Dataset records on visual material
++++
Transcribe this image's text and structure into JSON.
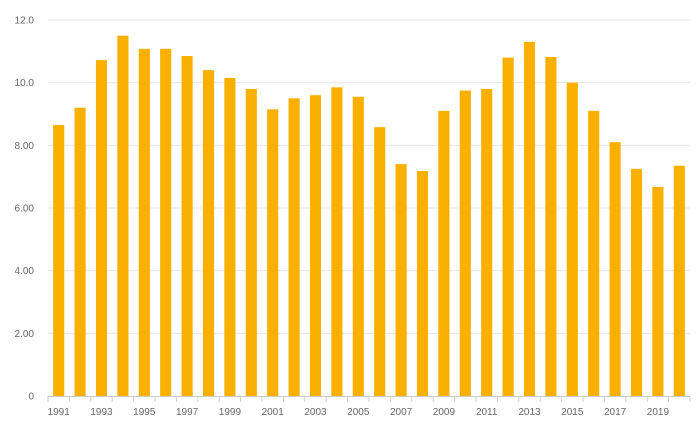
{
  "chart_data": {
    "type": "bar",
    "title": "",
    "xlabel": "",
    "ylabel": "",
    "ylim": [
      0,
      12
    ],
    "y_ticks": [
      0,
      2,
      4,
      6,
      8,
      10,
      12
    ],
    "y_tick_labels": [
      "0",
      "2.00",
      "4.00",
      "6.00",
      "8.00",
      "10.0",
      "12.0"
    ],
    "categories": [
      "1991",
      "1992",
      "1993",
      "1994",
      "1995",
      "1996",
      "1997",
      "1998",
      "1999",
      "2000",
      "2001",
      "2002",
      "2003",
      "2004",
      "2005",
      "2006",
      "2007",
      "2008",
      "2009",
      "2010",
      "2011",
      "2012",
      "2013",
      "2014",
      "2015",
      "2016",
      "2017",
      "2018",
      "2019",
      "2020"
    ],
    "x_tick_labels": [
      "1991",
      "1993",
      "1995",
      "1997",
      "1999",
      "2001",
      "2003",
      "2005",
      "2007",
      "2009",
      "2011",
      "2013",
      "2015",
      "2017",
      "2019"
    ],
    "values": [
      8.65,
      9.2,
      10.72,
      11.5,
      11.08,
      11.08,
      10.85,
      10.4,
      10.15,
      9.8,
      9.15,
      9.5,
      9.6,
      9.85,
      9.55,
      8.58,
      7.4,
      7.18,
      9.1,
      9.75,
      9.8,
      10.8,
      11.3,
      10.82,
      10.0,
      9.1,
      8.1,
      7.25,
      6.67,
      7.35
    ],
    "grid": true,
    "legend": "none",
    "bar_color": "#f9b000"
  }
}
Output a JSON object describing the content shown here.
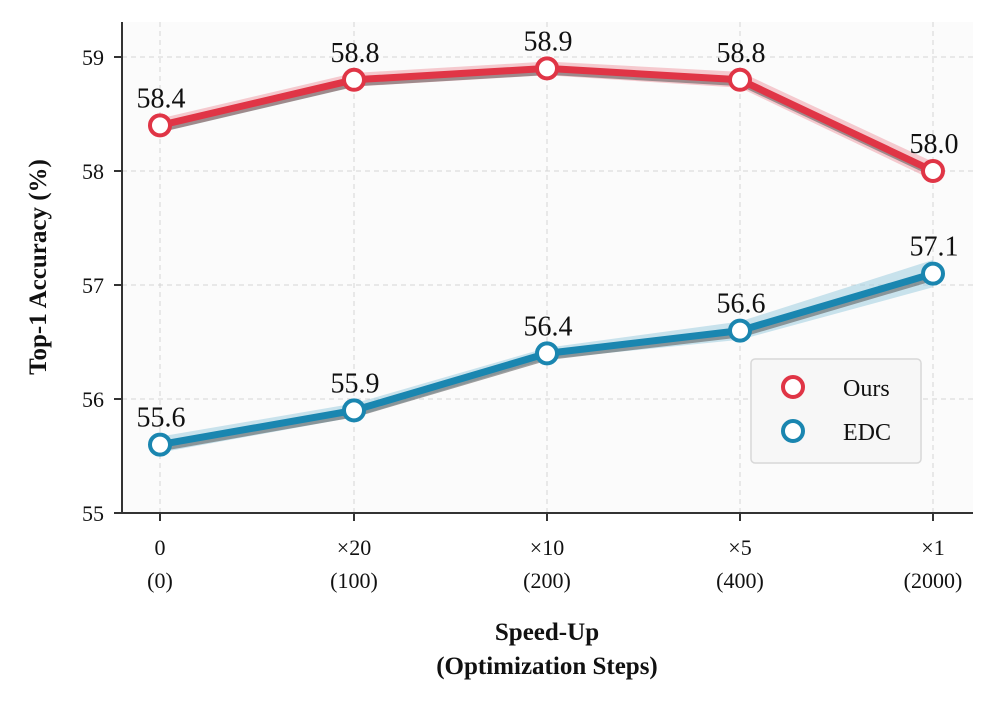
++++
What needs to be done
Return each line with "JSON".

Final result
Transcribe this image's text and structure into JSON.
Output a JSON object describing the content shown here.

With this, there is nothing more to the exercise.